Short exercise
Find the lines with the string "title" and return them.

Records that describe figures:
▶
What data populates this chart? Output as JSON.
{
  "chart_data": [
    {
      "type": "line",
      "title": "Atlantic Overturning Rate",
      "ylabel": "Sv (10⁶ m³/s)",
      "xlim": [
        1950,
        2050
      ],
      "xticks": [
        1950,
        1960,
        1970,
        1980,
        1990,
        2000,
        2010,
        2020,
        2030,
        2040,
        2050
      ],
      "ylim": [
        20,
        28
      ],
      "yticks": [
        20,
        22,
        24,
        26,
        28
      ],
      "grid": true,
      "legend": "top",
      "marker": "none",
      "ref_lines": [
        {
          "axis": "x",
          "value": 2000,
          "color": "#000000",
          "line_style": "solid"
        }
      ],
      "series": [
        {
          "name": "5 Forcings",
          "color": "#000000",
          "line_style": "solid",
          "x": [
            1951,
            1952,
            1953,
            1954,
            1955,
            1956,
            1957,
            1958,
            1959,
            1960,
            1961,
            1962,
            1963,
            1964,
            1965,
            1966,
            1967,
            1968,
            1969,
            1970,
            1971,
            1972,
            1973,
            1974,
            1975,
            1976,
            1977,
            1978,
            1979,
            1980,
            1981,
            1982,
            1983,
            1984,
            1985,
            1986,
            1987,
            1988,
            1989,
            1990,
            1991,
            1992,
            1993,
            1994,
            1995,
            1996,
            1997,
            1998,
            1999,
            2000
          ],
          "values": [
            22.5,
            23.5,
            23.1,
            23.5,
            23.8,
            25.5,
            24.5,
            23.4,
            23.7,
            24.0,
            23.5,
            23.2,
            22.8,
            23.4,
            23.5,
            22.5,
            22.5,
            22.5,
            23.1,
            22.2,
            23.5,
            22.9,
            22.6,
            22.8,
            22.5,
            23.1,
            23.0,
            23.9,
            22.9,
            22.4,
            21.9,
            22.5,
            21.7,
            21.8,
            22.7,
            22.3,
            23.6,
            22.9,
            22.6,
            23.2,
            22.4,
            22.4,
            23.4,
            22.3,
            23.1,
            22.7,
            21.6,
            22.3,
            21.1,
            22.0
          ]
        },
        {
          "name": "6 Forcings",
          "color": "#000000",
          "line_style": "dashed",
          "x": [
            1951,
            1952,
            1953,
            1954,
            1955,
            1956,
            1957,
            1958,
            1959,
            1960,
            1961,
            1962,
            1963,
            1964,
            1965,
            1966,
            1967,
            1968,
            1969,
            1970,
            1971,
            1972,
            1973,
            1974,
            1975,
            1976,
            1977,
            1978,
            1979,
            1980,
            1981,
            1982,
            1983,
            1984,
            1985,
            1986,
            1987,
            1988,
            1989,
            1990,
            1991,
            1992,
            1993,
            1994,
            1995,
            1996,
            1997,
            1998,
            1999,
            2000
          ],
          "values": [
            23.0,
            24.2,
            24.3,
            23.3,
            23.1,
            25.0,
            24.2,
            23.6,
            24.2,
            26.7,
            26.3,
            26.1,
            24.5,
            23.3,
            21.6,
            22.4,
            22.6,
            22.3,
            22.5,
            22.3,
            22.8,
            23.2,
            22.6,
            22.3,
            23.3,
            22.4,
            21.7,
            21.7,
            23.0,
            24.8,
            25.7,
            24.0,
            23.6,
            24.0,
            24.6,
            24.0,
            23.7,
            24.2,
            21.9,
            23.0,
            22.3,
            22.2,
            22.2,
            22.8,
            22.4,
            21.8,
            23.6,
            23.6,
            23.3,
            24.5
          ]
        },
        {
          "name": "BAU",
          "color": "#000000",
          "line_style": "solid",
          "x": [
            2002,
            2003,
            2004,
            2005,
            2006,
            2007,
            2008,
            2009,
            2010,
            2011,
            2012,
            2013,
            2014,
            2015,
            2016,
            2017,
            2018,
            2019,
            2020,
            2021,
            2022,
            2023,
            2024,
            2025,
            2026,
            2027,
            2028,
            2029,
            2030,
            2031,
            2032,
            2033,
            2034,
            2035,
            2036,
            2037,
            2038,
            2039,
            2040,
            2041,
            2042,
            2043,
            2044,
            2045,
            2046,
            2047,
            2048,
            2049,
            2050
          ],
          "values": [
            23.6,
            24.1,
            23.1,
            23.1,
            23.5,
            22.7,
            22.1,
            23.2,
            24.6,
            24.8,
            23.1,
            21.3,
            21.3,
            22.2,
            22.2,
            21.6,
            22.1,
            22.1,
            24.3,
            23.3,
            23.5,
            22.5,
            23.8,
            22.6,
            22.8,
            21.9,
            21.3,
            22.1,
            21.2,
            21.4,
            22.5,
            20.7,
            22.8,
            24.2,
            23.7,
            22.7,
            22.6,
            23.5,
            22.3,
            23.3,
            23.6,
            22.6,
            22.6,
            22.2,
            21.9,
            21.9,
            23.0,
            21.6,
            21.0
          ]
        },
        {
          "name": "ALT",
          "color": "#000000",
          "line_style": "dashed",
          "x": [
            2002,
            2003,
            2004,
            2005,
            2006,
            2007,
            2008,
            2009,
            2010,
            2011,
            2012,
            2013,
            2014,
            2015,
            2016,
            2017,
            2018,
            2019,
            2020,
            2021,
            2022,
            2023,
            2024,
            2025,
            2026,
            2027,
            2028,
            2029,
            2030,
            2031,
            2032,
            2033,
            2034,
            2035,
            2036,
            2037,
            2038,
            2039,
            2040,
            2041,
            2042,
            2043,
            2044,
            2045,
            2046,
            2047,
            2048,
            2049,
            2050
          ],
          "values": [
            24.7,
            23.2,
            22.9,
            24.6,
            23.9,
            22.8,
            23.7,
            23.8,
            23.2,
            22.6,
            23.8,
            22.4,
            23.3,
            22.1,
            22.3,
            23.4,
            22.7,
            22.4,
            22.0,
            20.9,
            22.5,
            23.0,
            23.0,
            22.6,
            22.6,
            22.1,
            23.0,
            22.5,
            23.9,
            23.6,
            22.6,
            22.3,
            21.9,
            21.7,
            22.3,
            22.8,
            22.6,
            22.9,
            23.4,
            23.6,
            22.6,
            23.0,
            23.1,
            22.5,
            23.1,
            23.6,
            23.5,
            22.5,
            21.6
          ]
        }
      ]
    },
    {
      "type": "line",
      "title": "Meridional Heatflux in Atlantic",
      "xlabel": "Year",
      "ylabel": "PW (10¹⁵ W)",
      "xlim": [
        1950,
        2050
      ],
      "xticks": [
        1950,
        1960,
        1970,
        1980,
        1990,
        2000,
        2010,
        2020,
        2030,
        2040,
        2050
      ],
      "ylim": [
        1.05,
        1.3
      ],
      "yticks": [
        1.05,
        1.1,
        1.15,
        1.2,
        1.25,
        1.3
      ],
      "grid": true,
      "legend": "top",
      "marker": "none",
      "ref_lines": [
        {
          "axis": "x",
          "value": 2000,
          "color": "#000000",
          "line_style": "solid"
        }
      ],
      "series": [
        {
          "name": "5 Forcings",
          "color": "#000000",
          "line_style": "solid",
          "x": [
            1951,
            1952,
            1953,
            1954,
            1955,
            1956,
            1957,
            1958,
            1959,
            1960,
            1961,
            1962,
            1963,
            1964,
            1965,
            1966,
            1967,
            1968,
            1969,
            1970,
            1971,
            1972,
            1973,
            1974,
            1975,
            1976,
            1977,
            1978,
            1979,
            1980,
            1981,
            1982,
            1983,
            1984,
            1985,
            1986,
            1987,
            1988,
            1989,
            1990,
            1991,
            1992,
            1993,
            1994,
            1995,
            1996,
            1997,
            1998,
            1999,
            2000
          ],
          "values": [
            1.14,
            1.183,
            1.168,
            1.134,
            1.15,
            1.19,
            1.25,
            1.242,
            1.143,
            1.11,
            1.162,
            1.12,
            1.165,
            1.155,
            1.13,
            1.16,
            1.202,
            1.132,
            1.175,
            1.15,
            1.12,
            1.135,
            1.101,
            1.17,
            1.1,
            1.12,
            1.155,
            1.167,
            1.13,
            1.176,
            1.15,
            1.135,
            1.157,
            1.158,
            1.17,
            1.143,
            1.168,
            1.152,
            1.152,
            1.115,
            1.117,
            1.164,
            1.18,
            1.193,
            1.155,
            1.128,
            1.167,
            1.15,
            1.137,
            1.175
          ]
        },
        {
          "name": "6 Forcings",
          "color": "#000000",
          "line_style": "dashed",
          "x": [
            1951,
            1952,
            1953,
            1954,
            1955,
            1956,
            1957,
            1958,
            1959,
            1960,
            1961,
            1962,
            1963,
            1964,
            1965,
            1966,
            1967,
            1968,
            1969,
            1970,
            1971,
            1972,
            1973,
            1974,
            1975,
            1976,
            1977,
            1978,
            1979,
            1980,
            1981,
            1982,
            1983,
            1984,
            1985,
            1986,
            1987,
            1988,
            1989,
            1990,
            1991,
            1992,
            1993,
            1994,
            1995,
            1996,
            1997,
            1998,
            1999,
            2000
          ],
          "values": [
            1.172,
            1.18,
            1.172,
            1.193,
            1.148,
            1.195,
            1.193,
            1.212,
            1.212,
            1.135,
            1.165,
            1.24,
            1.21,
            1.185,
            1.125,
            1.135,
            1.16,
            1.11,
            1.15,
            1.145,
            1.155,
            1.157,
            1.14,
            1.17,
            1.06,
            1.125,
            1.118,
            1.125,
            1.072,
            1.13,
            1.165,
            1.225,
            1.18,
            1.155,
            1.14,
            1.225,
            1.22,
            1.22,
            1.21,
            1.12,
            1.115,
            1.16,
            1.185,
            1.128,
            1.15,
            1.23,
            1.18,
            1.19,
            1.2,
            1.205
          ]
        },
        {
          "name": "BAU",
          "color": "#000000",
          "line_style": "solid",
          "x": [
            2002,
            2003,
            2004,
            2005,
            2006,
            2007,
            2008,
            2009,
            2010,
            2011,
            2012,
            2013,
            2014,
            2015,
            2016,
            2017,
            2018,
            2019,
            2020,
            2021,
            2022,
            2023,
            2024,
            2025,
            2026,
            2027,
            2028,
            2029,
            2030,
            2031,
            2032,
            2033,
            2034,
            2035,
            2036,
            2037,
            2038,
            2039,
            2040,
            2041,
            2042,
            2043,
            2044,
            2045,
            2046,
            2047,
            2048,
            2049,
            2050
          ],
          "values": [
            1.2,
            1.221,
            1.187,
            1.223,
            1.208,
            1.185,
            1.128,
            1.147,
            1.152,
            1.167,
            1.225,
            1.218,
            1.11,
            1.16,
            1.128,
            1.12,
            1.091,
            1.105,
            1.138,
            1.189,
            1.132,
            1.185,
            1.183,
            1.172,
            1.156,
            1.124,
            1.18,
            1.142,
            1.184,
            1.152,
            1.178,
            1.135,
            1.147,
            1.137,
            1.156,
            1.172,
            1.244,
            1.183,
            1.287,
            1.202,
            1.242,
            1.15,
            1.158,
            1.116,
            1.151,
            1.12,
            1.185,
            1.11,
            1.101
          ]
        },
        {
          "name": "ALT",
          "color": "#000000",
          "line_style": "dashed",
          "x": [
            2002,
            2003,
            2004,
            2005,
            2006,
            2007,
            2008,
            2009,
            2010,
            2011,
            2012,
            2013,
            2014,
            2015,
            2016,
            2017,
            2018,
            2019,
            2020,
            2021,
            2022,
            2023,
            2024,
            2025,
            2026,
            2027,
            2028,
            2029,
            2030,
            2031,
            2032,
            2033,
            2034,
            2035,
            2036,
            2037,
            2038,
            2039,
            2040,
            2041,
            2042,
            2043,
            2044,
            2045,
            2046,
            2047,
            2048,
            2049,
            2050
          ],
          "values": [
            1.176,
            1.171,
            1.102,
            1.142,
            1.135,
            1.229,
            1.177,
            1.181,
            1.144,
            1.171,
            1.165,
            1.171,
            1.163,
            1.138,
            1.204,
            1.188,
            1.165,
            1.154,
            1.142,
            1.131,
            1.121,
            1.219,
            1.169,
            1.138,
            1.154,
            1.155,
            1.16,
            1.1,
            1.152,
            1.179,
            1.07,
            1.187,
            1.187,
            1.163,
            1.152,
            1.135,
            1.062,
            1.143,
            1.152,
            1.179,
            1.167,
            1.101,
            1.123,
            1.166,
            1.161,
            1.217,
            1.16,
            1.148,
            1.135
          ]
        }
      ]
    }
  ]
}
◀
Task answer
      "title": "Atlantic Overturning Rate",
      "title": "Meridional Heatflux in Atlantic",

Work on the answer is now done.